Items from a data source
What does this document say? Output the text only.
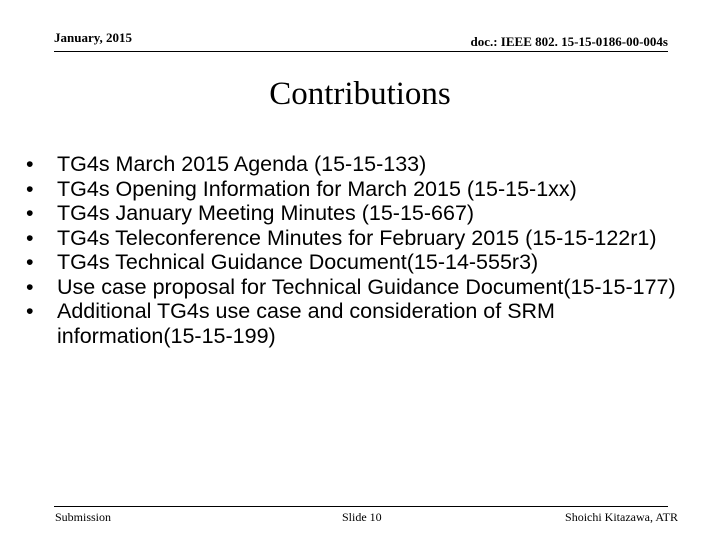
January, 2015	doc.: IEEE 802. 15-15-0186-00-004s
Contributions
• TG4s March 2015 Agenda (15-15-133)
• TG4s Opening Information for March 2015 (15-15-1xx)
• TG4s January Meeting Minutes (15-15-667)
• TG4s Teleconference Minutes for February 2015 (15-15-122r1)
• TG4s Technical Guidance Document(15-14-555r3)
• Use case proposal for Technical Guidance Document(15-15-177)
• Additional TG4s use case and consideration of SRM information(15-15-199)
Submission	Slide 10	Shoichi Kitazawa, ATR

• [OBJECTIVE] Every line holding "case" should be copied out.

• [EXPECTED ANSWER]
• Use case proposal for Technical Guidance Document(15-15-177)
• Additional TG4s use case and consideration of SRM information(15-15-199)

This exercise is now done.